> _Consigna_
Transcriba sin alteración alguna las líneas de los registros, comenzando por la primera y deteniéndose después de la línea que contiene "button[interactable]: TikCode của". Ambos extremos quedan incluidos.

^^^^

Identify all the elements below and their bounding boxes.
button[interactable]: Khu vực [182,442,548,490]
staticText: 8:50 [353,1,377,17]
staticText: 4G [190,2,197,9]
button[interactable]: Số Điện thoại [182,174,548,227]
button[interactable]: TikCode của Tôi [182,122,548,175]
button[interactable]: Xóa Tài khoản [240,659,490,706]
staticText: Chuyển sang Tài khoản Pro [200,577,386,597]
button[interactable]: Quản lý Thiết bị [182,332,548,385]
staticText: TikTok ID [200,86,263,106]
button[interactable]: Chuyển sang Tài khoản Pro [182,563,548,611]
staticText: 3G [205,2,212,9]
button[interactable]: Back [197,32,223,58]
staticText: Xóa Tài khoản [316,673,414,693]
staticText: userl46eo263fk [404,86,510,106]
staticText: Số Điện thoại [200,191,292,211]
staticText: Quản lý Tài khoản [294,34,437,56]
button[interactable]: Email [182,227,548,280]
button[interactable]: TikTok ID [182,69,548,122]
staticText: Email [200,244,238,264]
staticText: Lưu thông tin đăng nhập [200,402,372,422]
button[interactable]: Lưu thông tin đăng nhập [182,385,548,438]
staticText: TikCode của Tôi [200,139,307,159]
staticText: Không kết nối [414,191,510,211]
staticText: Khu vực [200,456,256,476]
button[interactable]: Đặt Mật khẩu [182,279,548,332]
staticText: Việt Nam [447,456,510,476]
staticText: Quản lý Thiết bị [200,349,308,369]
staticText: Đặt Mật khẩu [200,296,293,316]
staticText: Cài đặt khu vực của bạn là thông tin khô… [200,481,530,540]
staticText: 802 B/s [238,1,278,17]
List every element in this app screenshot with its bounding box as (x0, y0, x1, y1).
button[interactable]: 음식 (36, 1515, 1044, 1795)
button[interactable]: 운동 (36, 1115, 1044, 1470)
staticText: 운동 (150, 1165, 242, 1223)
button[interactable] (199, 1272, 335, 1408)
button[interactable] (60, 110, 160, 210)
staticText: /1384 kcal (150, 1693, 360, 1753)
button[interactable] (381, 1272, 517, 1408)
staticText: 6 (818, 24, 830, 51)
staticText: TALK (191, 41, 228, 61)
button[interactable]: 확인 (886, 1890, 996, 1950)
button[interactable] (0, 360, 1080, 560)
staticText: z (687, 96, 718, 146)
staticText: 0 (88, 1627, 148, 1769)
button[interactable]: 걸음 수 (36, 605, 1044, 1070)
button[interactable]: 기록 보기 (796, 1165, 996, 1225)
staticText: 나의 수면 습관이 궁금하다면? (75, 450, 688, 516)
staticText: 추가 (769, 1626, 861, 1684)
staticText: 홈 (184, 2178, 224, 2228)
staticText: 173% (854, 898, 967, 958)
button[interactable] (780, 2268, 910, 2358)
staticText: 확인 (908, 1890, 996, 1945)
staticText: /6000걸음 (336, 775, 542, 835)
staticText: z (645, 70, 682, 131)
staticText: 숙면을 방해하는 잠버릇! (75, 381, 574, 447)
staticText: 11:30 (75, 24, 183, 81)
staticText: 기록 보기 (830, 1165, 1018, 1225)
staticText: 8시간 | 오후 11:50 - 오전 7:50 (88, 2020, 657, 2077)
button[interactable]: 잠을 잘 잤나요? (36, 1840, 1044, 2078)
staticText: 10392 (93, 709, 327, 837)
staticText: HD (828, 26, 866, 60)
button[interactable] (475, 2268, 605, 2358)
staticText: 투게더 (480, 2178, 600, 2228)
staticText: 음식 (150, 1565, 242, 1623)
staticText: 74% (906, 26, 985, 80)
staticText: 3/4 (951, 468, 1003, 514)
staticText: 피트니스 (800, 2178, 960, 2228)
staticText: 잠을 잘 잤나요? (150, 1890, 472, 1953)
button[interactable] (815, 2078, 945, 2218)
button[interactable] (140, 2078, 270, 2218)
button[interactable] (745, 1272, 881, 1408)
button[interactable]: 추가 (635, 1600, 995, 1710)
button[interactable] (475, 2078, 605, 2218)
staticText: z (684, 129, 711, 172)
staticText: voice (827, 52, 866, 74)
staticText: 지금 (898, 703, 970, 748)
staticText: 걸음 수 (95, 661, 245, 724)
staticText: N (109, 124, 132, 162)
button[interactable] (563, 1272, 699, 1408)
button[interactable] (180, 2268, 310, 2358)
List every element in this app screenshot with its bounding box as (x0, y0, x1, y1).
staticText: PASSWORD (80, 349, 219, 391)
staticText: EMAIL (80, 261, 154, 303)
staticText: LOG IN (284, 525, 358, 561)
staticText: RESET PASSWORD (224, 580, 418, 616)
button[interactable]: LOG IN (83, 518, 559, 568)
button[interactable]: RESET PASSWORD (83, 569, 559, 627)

^^^^

> _Solución del ejercicio_
Identify all the elements below and their bounding boxes.
button[interactable]: Khu vực [182,442,548,490]
staticText: 8:50 [353,1,377,17]
staticText: 4G [190,2,197,9]
button[interactable]: Số Điện thoại [182,174,548,227]
button[interactable]: TikCode của Tôi [182,122,548,175]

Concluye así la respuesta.